:: Instruction ::
Pick out the lines below with "бюджетные" and list them.

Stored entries
[Start]
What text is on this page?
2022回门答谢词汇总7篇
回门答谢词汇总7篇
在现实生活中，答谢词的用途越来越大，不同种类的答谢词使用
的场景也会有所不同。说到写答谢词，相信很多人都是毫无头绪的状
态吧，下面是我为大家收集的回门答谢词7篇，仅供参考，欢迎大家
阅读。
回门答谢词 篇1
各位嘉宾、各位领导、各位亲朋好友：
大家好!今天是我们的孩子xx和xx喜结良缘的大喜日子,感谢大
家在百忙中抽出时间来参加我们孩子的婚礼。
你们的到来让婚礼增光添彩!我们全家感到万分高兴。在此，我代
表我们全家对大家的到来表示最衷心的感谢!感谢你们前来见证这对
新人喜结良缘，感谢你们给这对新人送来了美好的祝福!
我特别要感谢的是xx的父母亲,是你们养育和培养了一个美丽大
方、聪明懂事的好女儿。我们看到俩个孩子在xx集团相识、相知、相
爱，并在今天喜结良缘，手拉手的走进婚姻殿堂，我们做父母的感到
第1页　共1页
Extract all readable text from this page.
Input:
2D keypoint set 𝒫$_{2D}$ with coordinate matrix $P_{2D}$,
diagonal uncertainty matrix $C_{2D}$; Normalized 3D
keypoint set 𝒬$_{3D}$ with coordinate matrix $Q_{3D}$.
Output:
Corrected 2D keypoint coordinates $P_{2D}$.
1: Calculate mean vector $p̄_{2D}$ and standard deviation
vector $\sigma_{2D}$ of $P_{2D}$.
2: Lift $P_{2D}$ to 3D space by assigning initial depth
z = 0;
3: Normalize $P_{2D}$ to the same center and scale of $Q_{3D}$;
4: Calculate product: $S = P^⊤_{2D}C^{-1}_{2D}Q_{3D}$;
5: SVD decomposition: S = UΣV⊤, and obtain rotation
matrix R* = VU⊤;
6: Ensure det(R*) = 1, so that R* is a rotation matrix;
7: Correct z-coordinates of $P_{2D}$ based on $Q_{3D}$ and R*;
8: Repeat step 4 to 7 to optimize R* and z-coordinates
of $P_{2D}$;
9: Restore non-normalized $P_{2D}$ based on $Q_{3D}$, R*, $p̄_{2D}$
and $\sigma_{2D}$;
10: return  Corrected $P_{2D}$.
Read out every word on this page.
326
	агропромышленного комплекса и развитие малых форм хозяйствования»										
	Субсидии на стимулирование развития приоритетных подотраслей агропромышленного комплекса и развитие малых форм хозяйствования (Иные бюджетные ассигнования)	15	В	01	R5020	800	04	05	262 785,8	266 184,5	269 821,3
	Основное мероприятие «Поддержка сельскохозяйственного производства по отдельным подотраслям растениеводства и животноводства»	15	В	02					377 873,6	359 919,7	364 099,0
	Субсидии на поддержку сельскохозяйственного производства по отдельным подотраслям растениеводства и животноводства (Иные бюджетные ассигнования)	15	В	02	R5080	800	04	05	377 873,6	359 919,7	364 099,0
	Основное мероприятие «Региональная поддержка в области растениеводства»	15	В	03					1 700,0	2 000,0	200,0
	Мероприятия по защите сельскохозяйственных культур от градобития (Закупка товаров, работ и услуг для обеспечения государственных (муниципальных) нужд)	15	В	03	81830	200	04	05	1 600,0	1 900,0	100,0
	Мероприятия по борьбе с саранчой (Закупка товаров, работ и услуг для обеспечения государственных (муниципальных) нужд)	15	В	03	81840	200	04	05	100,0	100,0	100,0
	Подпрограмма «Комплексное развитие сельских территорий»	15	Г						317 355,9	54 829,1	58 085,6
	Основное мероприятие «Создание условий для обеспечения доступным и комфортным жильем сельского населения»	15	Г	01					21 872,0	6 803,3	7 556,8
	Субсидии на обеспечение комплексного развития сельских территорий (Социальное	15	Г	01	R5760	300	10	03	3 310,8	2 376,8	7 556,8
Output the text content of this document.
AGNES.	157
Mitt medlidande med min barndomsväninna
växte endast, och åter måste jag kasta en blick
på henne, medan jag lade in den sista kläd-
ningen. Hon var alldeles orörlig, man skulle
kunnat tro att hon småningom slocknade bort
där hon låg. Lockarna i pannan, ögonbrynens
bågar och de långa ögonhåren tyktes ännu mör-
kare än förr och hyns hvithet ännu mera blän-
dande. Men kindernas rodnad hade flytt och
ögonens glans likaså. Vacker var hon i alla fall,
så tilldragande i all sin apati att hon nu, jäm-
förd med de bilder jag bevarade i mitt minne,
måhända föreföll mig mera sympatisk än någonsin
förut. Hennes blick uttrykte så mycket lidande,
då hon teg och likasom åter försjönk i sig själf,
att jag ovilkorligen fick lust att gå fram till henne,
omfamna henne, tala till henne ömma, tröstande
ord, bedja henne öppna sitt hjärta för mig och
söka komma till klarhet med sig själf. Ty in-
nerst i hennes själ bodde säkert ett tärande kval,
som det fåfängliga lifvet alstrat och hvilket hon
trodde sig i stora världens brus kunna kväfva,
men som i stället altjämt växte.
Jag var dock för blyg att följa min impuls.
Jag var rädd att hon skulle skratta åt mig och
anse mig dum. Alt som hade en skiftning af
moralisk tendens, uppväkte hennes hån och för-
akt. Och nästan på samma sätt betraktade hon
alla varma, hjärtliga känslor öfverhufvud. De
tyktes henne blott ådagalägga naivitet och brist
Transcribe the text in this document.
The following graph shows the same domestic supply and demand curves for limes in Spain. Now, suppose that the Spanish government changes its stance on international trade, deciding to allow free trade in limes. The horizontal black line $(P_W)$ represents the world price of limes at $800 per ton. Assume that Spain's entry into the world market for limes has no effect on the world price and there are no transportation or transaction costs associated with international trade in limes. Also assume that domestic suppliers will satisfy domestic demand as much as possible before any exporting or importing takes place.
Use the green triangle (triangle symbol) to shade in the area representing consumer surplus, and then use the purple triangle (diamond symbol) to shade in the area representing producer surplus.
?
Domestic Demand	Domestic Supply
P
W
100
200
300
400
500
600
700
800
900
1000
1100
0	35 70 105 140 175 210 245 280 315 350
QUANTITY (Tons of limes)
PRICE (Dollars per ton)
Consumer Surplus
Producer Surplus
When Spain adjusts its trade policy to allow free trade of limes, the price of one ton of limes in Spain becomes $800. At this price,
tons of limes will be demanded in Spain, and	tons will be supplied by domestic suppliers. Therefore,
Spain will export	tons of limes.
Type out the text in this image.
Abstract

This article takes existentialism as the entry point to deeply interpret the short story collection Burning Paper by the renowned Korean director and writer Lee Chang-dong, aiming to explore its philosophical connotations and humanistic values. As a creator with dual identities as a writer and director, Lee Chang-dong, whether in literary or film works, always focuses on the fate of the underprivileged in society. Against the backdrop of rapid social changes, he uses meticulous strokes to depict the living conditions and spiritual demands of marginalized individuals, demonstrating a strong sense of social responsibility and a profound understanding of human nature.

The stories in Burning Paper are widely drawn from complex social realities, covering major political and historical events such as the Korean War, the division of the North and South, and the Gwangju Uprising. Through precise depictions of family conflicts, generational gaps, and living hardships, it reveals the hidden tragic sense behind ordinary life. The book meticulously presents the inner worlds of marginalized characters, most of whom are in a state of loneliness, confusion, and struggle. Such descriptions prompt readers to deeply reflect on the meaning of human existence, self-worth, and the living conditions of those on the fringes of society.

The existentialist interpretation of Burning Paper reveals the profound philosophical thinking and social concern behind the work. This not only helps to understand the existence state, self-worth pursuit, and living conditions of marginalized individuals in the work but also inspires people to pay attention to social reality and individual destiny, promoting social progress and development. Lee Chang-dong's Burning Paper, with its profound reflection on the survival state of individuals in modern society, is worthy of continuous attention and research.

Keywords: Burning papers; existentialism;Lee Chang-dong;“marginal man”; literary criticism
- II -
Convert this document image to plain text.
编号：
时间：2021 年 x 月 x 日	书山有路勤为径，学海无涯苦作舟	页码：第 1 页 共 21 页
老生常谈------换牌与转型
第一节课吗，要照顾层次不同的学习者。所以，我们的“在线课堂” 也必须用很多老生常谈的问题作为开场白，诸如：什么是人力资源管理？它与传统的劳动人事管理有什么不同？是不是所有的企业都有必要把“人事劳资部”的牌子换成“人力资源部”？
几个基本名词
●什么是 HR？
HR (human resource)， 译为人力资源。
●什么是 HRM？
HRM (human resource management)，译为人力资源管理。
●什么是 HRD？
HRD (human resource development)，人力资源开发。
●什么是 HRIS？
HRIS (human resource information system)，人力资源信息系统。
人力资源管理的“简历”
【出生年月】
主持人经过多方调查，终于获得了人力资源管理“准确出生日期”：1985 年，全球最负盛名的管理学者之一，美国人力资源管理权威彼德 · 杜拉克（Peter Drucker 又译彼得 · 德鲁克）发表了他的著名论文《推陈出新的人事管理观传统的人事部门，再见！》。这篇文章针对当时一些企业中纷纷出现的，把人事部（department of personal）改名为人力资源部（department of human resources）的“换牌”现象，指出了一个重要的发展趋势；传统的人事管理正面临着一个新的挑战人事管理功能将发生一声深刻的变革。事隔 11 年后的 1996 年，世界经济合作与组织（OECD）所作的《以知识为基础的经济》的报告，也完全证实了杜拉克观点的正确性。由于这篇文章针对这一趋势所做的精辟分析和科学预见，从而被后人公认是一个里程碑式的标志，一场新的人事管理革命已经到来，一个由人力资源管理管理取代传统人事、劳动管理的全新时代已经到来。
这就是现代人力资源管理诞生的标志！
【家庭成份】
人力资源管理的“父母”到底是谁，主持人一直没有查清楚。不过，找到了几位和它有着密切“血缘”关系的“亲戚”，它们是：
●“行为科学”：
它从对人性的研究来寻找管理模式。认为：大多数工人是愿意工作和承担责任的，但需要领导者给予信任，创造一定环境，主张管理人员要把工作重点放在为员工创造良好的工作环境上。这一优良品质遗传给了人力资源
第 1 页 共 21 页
[End]
:: Task solution ::
	Субсидии на стимулирование развития приоритетных подотраслей агропромышленного комплекса и развитие малых форм хозяйствования (Иные бюджетные ассигнования)	15	В	01	R5020	800	04	05	262 785,8	266 184,5	269 821,3
	Субсидии на поддержку сельскохозяйственного производства по отдельным подотраслям растениеводства и животноводства (Иные бюджетные ассигнования)	15	В	02	R5080	800	04	05	377 873,6	359 919,7	364 099,0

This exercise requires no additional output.